# start of Records supplied

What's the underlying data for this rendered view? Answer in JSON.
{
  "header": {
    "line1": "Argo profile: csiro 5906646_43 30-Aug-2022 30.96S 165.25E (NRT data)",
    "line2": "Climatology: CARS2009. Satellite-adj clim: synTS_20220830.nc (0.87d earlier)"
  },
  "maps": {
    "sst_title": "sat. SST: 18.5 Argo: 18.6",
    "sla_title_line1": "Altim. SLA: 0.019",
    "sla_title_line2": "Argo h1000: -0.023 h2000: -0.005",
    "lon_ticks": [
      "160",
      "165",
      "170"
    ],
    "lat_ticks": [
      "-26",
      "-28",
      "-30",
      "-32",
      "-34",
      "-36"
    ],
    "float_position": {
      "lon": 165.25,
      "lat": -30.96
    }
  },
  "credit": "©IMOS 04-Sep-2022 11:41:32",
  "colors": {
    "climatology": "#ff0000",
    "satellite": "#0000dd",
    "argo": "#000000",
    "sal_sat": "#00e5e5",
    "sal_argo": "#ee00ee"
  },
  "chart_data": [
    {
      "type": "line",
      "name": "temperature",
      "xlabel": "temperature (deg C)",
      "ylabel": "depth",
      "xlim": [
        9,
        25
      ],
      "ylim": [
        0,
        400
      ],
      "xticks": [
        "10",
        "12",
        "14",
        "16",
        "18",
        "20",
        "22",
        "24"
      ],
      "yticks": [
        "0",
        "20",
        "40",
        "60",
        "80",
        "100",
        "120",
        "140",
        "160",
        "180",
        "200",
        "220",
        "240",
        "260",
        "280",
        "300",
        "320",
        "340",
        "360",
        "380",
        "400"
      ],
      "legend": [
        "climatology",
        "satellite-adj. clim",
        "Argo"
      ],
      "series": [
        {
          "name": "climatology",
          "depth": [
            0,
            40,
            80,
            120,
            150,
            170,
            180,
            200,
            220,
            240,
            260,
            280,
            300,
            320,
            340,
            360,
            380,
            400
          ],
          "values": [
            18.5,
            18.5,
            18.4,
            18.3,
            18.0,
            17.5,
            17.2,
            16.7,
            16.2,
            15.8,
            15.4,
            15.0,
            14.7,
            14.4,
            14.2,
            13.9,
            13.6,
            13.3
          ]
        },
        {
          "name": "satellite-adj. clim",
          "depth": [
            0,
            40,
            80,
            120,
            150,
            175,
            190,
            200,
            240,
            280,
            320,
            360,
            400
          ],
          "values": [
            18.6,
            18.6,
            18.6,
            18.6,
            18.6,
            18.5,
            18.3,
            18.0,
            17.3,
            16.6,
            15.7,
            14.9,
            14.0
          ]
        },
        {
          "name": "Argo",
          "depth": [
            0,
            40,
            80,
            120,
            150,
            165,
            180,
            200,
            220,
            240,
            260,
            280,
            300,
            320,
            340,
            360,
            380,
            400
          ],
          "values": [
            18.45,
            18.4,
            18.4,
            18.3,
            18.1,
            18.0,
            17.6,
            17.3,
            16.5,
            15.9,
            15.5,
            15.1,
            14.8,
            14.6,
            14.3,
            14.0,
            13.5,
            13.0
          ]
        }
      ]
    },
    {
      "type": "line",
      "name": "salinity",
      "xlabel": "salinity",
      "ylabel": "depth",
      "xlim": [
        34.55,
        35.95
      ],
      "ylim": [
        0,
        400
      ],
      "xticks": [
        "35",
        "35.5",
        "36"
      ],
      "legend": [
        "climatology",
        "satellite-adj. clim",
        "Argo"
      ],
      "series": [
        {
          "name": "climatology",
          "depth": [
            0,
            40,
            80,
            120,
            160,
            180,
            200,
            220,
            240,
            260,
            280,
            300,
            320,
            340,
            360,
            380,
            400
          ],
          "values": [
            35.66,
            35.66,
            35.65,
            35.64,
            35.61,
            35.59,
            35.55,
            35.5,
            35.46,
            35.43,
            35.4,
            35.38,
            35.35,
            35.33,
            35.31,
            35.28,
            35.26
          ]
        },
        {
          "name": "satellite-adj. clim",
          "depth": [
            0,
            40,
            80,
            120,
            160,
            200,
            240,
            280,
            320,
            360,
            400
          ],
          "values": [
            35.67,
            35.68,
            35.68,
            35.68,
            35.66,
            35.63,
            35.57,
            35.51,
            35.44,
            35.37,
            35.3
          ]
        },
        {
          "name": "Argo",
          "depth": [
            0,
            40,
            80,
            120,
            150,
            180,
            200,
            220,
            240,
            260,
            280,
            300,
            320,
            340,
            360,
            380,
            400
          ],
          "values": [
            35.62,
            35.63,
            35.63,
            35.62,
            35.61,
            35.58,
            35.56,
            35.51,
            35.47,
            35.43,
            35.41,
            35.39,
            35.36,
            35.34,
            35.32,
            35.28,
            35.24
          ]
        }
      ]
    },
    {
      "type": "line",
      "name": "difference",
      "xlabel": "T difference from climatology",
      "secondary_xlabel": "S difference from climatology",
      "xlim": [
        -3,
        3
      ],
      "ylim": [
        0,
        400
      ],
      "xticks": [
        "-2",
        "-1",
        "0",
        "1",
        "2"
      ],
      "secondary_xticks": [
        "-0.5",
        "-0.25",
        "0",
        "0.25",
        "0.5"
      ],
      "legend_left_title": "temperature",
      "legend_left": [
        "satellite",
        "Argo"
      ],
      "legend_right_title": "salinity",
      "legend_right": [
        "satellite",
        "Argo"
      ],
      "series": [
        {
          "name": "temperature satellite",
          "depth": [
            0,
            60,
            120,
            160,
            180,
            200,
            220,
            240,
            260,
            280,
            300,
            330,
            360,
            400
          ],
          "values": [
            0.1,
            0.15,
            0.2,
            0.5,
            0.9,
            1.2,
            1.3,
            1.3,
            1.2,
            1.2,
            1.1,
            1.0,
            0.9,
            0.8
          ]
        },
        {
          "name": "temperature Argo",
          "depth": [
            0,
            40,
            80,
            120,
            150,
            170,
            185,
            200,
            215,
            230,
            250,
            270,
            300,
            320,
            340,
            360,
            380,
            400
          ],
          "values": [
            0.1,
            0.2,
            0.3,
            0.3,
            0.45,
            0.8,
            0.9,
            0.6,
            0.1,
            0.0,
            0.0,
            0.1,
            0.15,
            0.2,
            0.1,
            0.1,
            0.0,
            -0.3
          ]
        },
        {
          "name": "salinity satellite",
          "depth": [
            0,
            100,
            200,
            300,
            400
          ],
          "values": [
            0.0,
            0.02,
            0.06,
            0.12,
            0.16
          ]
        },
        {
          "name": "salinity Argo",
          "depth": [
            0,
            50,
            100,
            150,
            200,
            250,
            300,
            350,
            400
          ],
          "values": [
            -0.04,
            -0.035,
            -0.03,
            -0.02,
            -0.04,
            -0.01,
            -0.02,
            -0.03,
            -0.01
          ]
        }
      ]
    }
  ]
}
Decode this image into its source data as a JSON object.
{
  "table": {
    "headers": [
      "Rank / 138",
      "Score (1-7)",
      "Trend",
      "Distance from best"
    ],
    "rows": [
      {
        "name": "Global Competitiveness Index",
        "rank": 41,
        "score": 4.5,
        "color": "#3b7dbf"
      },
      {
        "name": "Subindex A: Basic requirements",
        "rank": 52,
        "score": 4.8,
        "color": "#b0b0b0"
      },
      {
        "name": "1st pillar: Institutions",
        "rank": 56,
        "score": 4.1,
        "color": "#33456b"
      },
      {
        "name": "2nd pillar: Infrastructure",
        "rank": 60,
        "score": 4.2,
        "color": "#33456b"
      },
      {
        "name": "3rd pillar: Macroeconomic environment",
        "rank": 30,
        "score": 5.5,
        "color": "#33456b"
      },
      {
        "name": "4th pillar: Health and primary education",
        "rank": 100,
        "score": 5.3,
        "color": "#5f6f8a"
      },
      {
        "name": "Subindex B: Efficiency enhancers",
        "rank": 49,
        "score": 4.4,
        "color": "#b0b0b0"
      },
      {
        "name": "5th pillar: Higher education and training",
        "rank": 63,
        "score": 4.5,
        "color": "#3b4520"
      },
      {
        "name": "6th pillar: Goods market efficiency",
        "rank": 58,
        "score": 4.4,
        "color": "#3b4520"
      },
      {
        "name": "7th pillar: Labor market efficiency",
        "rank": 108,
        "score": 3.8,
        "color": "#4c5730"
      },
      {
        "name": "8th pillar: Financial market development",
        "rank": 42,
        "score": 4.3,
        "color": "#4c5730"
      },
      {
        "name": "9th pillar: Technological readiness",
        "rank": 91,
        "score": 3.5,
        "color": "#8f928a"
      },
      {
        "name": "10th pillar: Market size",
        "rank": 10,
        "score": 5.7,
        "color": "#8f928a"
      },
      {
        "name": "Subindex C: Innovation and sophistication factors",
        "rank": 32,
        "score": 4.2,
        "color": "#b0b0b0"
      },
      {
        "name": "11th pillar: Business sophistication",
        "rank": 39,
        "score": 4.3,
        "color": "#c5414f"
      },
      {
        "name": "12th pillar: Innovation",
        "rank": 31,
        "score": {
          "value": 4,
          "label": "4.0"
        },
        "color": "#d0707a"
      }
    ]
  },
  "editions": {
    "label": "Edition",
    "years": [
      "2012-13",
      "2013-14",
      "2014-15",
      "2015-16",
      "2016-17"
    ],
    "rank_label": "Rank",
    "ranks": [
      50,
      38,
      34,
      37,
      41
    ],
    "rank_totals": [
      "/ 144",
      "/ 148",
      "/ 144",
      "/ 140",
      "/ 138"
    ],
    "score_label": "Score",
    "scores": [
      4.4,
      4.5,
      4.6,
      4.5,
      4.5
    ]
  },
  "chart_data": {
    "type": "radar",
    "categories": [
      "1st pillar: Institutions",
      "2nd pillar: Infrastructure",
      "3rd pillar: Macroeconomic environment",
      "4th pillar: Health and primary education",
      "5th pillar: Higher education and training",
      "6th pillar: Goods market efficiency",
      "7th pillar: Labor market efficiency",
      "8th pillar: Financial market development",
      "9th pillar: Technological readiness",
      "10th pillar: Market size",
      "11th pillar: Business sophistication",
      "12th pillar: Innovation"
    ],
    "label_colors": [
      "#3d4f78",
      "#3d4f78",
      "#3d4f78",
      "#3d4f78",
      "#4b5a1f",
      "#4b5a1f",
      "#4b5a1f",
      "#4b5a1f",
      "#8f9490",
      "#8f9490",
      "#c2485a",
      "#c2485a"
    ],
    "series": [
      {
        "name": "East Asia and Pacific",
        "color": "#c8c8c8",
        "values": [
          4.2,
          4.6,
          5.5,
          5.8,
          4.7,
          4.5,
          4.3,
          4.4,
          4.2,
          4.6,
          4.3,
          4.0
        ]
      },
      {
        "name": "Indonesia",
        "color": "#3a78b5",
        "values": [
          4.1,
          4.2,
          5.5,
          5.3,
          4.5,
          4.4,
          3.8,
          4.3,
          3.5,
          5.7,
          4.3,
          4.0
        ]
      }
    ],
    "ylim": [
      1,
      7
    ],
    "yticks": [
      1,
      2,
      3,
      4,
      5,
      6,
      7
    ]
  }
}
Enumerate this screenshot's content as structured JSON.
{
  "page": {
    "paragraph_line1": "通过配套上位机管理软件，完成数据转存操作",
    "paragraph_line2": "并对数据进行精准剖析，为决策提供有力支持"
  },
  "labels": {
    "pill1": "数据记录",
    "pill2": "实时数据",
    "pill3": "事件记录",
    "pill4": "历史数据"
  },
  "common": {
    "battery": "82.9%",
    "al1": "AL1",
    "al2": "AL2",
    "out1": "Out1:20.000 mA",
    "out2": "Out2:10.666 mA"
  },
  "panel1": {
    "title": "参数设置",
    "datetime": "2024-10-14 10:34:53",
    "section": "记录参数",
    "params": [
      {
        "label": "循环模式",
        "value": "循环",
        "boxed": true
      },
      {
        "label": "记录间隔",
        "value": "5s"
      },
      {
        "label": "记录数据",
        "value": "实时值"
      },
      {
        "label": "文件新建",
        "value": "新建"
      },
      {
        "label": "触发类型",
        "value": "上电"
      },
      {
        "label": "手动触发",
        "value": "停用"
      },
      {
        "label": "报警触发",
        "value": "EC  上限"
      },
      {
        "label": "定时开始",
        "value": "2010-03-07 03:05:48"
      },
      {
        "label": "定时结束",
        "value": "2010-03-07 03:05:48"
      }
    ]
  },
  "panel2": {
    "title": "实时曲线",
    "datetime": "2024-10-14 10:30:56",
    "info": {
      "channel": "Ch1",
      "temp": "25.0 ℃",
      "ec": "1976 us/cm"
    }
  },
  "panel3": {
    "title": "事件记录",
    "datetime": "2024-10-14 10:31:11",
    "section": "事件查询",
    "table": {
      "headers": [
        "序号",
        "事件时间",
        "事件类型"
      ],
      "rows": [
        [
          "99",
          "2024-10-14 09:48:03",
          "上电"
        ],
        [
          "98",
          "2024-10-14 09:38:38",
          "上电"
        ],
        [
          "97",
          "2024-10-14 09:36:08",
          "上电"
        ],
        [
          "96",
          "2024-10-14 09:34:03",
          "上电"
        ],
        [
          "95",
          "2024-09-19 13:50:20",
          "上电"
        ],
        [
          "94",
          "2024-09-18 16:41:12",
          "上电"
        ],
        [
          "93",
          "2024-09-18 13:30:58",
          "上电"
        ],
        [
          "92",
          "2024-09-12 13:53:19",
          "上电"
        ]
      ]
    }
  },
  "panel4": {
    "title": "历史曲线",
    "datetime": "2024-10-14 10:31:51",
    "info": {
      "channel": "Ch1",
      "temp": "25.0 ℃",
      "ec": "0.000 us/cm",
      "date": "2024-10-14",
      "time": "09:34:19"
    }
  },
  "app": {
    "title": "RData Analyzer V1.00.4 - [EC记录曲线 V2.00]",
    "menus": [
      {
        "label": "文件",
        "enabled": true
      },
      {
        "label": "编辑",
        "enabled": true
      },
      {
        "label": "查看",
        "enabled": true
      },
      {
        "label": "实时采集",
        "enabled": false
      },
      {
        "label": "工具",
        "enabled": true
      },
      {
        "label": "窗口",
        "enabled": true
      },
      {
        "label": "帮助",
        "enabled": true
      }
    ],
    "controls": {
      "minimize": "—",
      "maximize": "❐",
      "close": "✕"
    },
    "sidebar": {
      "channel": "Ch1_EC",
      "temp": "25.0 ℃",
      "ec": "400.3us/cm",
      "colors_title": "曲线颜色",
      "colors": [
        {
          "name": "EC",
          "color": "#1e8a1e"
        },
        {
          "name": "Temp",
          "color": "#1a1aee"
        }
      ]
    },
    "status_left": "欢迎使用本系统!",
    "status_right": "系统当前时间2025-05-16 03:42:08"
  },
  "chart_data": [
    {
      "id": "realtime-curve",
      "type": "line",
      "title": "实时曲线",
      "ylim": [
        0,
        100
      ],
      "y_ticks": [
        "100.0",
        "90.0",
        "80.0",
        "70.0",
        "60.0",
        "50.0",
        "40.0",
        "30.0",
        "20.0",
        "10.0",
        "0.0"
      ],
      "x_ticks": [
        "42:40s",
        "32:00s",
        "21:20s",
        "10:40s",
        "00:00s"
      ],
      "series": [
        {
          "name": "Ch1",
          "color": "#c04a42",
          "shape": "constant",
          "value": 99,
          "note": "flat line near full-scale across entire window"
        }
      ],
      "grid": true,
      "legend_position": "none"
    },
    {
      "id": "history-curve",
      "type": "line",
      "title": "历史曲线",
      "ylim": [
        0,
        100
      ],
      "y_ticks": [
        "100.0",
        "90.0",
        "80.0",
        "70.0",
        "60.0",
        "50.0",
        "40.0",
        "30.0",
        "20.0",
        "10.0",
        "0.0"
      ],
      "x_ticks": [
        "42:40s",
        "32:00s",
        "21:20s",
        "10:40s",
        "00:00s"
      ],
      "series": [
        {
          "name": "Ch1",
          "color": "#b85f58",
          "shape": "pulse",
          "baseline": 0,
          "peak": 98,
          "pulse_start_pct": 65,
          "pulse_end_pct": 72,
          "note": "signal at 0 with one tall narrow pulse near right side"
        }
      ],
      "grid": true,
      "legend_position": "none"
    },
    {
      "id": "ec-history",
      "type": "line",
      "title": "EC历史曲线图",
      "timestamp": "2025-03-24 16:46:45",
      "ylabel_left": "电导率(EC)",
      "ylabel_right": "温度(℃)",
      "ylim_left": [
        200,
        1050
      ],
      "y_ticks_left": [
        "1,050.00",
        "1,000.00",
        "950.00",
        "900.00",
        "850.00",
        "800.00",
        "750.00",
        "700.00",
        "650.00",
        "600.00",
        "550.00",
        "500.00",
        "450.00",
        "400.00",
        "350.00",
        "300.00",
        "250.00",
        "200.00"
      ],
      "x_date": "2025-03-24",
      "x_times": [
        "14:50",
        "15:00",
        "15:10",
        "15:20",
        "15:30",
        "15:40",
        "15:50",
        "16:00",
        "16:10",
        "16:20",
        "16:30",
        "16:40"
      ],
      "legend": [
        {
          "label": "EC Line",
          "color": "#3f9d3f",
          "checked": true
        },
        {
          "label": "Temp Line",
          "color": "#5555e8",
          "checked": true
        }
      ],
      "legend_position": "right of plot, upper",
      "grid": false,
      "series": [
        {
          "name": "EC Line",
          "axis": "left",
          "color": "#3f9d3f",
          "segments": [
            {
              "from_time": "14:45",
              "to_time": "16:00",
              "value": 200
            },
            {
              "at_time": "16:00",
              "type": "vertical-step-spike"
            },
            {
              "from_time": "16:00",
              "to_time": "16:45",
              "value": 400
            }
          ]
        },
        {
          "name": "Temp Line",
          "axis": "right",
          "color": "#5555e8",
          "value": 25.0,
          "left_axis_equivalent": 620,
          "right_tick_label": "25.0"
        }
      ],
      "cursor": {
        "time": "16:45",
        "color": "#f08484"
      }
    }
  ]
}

# end of Records supplied

- Work required -
Which lines above contain the word "education"? Copy each of them.

- Solution -
        "name": "4th pillar: Health and primary education",
        "name": "5th pillar: Higher education and training",
      "4th pillar: Health and primary education",
      "5th pillar: Higher education and training",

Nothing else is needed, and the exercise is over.